AIM: Write the next part of the page on the default Amazon Linux AMI for Amazon EMR, starting right after its final sentence.

Using the default Amazon Linux AMI for Amazon EMR - Amazon EMR

Using the default Amazon Linux AMI for Amazon EMR

Each Amazon EMR release version uses a default Amazon Linux AMI for Amazon EMR unless you specify a custom AMI. The default AMI is based on the most up-to-date Amazon Linux AMI available at the time of the Amazon EMR release. The AMI is tested for compatibility with the big data applications and Amazon EMR features included with that release version.

Each Amazon EMR release version is "locked" to the Amazon Linux AMI version to maintain compatibility. This means that the same Amazon Linux AMI version is used for an Amazon EMR release version even when newer Amazon Linux AMIs become available. For this reason, we recommend that you use the latest Amazon EMR release version unless you need an earlier version for compatibility and are unable to migrate.

If you must use an earlier release version of Amazon EMR for compatibility, we recommend that you use the latest release in a series. For example, if you must use the 5.12 series, use 5.12.2 instead of 5.12.0 or 5.12.1. If a new release becomes available in a series, consider migrating your applications to the new release.

How software updates are managed

Here are default software update behaviors to be aware of:

  • Default boot behavior excludes kernel updates. When an Amazon EC2 instance in a cluster that is based on the default Amazon Linux AMI for Amazon EMR boots for the first time, it checks the enabled package repositories for Amazon Linux and Amazon EMR for software updates that apply to the AMI version. As with other Amazon EC2 instances, critical and important security updates from these repositories are installed automatically. However, if you are using an older version of Amazon Linux AMI, the latest security update may not be installed automatically. This is because the repositories referenced by EMR are fixed for each version of Amazon Linux AMI. Also note that your networking configuration must allow for HTTP and HTTPS egress to Amazon Linux repositories in Amazon S3, otherwise security updates will not succeed. For more information, see Package repository in the Amazon EC2 User Guide for Linux Instances. By default, other software packages and kernel updates that require a reboot, including NVIDIA and CUDA, are excluded from the automatic download at first boot.

    Important

    Amazon EMR clusters that are running Amazon Linux or Amazon Linux 2 AMIs (Amazon Linux Machine Images) use default Amazon Linux behavior, and do not automatically download and install important and critical kernel updates that require a reboot. This is the same behavior as other Amazon EC2 instances running the default Amazon Linux AMI. If new Amazon Linux software updates that require a reboot (such as, kernel, NVIDIA, and CUDA updates) become available after an Amazon EMR version is released, Amazon EMR cluster instances running the default AMI do not automatically download and install those updates. To get kernel updates, you can customize your Amazon EMR AMI to use the latest Amazon Linux AMI.

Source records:

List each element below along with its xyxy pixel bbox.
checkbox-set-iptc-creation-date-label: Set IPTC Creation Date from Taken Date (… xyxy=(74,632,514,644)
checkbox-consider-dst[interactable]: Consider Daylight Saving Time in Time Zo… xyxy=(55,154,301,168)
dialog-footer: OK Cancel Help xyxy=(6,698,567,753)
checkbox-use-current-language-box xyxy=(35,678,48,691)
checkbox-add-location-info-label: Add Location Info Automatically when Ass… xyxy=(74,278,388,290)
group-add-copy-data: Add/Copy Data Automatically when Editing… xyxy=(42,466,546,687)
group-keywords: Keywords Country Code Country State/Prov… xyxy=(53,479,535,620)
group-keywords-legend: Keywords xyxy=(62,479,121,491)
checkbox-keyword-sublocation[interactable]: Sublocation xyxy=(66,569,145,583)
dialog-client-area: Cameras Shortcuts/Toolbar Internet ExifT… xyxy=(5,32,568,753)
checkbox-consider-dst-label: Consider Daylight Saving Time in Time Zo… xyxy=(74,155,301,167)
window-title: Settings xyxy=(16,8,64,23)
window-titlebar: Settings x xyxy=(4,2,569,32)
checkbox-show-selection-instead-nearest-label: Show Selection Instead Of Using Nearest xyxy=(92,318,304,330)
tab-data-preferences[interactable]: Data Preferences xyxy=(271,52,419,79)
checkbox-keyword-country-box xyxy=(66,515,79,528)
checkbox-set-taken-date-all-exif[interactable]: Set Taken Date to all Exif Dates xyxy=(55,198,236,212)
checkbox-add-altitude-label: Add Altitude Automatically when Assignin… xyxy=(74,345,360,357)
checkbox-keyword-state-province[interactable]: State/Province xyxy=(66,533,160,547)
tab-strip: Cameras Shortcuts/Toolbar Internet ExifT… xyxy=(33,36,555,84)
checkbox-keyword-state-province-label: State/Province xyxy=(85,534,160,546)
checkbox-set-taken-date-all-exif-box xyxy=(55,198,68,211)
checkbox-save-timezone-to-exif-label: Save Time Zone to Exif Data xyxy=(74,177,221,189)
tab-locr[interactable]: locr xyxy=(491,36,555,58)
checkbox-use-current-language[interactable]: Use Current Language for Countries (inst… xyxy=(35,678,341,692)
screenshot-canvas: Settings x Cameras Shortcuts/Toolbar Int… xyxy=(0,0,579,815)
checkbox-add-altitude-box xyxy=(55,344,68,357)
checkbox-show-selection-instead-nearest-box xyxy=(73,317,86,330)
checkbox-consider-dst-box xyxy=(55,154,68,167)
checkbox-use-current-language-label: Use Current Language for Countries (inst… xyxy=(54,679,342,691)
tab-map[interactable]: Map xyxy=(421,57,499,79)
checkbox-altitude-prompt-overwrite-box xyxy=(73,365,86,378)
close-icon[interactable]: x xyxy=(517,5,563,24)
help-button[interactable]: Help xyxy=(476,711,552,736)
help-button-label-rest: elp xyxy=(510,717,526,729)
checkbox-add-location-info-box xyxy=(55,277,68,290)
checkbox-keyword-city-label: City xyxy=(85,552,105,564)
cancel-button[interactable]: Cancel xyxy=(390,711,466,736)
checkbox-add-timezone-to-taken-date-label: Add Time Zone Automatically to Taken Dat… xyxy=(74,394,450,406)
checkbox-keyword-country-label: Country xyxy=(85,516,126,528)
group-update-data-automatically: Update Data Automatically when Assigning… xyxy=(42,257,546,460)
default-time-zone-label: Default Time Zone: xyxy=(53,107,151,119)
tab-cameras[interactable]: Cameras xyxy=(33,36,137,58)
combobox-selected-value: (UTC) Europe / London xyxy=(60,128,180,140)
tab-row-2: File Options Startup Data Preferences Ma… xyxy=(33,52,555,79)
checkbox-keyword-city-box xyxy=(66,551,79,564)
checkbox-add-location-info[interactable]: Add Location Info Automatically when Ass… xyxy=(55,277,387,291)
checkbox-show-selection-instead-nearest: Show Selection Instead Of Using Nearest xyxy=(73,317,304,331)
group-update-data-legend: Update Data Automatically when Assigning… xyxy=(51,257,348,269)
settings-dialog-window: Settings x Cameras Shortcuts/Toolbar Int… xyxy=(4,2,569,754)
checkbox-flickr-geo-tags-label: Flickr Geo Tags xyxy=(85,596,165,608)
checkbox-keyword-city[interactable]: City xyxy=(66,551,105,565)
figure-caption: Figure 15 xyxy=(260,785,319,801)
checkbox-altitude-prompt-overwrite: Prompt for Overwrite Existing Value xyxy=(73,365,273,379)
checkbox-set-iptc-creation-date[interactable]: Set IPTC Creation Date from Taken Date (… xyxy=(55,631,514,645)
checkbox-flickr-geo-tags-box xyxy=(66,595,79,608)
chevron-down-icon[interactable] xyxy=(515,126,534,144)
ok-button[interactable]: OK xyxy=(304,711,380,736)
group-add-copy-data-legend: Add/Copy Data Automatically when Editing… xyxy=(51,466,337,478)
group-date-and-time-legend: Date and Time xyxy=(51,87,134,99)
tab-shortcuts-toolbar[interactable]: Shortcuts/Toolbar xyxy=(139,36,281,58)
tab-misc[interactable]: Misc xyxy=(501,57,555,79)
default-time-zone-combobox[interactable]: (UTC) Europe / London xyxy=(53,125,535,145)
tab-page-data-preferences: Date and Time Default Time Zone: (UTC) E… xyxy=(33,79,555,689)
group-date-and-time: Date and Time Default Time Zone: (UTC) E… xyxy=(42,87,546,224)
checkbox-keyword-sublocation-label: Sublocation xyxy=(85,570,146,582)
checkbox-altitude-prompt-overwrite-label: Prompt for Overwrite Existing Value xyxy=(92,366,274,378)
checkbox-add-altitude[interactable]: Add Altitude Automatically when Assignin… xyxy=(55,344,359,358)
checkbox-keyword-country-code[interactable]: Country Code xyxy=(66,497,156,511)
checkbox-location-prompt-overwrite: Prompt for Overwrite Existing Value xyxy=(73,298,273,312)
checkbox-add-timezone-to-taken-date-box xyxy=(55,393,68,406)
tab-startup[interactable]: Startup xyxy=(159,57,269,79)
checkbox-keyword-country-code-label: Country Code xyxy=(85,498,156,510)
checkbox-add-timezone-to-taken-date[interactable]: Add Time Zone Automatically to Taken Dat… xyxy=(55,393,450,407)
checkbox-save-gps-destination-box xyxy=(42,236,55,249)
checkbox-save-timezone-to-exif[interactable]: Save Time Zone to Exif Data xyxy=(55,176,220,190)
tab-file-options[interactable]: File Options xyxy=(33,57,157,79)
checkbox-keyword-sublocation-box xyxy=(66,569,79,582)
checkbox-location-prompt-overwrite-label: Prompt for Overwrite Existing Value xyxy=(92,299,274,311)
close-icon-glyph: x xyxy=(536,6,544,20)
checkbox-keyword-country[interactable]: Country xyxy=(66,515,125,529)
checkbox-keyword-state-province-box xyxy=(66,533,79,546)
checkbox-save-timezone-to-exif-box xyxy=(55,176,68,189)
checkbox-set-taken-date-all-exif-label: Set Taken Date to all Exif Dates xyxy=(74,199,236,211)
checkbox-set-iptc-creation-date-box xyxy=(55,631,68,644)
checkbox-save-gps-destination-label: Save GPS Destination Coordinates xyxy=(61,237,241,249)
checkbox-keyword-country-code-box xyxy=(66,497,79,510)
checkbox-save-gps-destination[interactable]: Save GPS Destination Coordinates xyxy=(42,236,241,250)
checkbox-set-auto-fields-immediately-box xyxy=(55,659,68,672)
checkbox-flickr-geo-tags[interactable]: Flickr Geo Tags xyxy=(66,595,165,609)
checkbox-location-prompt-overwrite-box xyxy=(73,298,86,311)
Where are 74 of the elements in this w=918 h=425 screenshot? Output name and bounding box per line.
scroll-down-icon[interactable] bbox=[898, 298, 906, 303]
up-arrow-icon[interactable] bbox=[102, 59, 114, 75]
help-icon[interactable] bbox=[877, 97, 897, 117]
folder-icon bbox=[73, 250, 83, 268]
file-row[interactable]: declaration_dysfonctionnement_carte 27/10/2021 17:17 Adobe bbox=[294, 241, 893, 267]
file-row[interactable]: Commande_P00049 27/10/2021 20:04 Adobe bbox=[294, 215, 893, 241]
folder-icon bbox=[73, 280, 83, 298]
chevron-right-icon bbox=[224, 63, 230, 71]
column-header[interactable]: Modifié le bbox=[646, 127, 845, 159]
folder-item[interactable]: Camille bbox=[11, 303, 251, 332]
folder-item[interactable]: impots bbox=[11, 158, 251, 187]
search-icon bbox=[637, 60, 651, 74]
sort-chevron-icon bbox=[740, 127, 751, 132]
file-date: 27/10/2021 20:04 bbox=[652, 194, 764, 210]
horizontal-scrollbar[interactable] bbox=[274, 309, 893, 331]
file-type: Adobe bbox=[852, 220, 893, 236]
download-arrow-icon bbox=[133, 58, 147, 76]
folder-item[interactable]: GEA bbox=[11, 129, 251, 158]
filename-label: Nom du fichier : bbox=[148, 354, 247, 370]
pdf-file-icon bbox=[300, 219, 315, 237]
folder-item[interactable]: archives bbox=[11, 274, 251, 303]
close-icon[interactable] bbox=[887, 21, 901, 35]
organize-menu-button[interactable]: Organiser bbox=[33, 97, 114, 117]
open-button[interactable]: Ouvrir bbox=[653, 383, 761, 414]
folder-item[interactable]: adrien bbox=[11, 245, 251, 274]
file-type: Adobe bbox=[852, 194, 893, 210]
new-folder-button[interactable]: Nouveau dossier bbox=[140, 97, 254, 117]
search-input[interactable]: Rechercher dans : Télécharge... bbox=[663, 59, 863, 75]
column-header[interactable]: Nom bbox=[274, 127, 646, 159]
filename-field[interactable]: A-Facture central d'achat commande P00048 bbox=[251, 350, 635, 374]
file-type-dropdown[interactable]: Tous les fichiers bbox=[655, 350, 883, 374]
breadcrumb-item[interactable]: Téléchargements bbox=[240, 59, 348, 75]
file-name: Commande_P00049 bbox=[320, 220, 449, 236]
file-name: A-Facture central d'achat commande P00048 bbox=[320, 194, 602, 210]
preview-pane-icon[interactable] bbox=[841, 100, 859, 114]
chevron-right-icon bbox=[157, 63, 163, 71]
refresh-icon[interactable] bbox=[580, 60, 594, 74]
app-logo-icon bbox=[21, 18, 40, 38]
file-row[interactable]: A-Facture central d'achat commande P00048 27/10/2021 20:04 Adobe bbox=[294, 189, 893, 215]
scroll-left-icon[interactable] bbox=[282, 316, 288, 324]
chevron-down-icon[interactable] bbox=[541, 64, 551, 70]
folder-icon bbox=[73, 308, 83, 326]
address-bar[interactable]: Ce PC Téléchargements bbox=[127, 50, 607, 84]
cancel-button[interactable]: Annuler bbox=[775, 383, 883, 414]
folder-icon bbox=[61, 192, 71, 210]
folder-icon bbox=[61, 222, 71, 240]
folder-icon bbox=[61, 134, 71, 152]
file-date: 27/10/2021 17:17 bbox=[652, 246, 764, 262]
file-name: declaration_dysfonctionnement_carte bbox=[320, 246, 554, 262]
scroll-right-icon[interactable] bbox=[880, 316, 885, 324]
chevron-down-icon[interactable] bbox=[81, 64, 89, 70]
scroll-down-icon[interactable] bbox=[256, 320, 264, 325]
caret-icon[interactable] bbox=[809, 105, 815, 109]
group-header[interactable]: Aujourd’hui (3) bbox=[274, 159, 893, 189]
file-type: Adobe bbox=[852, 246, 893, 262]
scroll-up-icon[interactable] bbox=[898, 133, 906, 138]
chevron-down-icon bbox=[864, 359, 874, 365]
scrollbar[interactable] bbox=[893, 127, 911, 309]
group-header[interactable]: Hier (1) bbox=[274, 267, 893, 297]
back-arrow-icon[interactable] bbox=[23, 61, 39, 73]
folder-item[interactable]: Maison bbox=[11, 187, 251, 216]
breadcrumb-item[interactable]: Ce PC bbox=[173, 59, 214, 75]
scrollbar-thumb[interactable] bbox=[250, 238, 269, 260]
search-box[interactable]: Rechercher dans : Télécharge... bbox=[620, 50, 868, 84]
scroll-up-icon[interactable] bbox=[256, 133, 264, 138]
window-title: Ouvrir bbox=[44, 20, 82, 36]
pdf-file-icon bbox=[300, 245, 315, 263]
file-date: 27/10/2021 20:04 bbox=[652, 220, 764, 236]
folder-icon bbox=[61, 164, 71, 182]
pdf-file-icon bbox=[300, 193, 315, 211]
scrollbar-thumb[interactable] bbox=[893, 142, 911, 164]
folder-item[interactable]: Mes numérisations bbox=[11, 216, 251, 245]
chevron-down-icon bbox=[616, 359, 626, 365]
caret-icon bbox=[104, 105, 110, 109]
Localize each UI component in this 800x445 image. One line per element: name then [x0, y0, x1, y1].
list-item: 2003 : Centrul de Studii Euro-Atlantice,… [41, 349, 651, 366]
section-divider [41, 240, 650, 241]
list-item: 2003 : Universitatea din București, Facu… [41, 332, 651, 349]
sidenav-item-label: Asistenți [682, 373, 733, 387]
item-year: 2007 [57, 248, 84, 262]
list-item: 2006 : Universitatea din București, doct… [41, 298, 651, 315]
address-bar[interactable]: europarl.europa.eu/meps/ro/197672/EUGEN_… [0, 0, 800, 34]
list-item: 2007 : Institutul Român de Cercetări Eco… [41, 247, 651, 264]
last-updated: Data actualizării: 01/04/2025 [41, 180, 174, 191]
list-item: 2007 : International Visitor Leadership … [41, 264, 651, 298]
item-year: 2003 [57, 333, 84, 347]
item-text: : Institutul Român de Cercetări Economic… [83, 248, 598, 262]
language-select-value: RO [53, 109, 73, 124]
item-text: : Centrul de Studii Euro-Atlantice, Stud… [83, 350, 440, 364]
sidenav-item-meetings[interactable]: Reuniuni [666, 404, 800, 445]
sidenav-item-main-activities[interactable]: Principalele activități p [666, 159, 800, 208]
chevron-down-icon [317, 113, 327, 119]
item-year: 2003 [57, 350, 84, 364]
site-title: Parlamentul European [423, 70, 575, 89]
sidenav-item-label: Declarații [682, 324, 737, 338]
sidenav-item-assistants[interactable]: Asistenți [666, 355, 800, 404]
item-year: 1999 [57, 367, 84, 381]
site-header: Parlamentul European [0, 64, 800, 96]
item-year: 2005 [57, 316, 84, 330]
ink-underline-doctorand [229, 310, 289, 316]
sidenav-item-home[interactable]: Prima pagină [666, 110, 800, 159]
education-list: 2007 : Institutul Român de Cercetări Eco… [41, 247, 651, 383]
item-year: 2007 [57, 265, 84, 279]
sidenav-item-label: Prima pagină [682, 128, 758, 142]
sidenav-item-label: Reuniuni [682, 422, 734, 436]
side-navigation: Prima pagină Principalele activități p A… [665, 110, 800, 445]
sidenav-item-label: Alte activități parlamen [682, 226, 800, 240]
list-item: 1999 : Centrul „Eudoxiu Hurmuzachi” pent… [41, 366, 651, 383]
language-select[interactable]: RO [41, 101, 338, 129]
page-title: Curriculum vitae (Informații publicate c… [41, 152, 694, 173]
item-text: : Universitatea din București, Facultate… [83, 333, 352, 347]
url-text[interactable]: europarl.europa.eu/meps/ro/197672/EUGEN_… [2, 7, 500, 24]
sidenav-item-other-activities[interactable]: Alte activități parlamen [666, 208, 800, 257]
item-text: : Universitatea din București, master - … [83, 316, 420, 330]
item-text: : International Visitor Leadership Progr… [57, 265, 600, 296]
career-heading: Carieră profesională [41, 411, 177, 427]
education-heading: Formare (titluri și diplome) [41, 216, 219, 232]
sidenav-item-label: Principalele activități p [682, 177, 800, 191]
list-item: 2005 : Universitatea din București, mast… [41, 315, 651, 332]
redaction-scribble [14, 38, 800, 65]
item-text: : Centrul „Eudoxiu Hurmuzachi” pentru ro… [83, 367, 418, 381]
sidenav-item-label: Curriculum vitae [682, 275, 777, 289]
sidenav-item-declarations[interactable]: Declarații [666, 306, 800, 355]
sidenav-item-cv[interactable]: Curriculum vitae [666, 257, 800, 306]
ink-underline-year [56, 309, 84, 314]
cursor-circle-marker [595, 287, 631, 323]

EXERCISE ANSWER:
  • The cluster launches with or without updates. Be aware that if software updates can't be installed because package repositories are unreachable at first cluster boot, the cluster instance still completes its launch. For instance, repositories may be unreachable because S3 is temporarily unavailable, or you might have VPC or firewall rules configured to block access.

  • Don't run sudo yum update. When you connect to a cluster instance using SSH, the first few lines of screen output provide a link to the release notes for the Amazon Linux AMI that the instance uses, a notice of the most recent Amazon Linux AMI version, a notice of the number of packages available for update from the enabled repositories, and a directive to run sudo yum update.

Important

We strongly recommend that you do not run sudo yum update on cluster instances, either while connected using SSH or using a bootstrap action. This might cause incompatibilities because all packages are installed indiscriminately.

Best practices for managing software updates

  • If you use an earlier release version of Amazon EMR, consider and test a migration to the latest release before updating software packages.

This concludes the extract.